"""

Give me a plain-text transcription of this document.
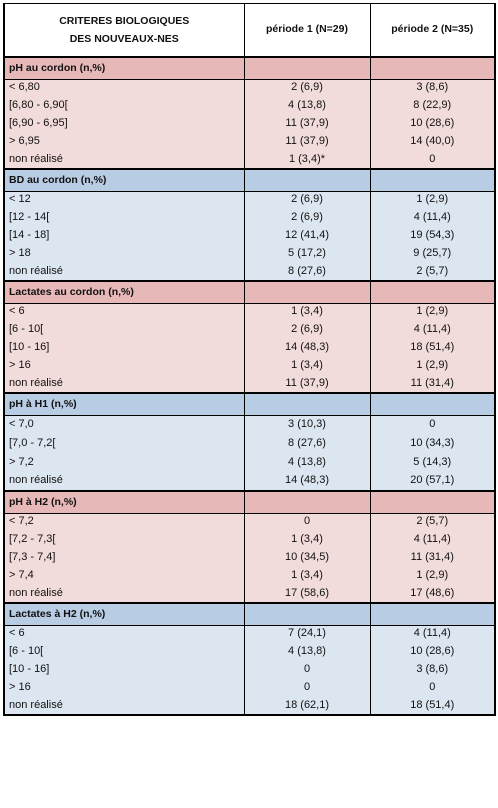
CRITERES BIOLOGIQUES
DES NOUVEAUX-NES	période 1 (N=29)	période 2 (N=35)
pH au cordon (n,%)		
< 6,80	2 (6,9)	3 (8,6)
[6,80 - 6,90[	4 (13,8)	8 (22,9)
[6,90 - 6,95]	11 (37,9)	10 (28,6)
> 6,95	11 (37,9)	14 (40,0)
non réalisé	1 (3,4)*	0
BD au cordon (n,%)		
< 12	2 (6,9)	1 (2,9)
[12 - 14[	2 (6,9)	4 (11,4)
[14 - 18]	12 (41,4)	19 (54,3)
> 18	5 (17,2)	9 (25,7)
non réalisé	8 (27,6)	2 (5,7)
Lactates au cordon (n,%)		
< 6	1 (3,4)	1 (2,9)
[6 - 10[	2 (6,9)	4 (11,4)
[10 - 16]	14 (48,3)	18 (51,4)
> 16	1 (3,4)	1 (2,9)
non réalisé	11 (37,9)	11 (31,4)
pH à H1 (n,%)		
< 7,0	3 (10,3)	0
[7,0 - 7,2[	8 (27,6)	10 (34,3)
> 7,2	4 (13,8)	5 (14,3)
non réalisé	14 (48,3)	20 (57,1)
pH à H2 (n,%)		
< 7,2	0	2 (5,7)
[7,2 - 7,3[	1 (3,4)	4 (11,4)
[7,3 - 7,4]	10 (34,5)	11 (31,4)
> 7,4	1 (3,4)	1 (2,9)
non réalisé	17 (58,6)	17 (48,6)
Lactates à H2 (n,%)		
< 6	7 (24,1)	4 (11,4)
[6 - 10[	4 (13,8)	10 (28,6)
[10 - 16]	0	3 (8,6)
> 16	0	0
non réalisé	18 (62,1)	18 (51,4)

"""

# [Given request]
Extract all lines from the material above that include the word "cordon".

# [Final answer]
pH au cordon (n,%)		
BD au cordon (n,%)		
Lactates au cordon (n,%)		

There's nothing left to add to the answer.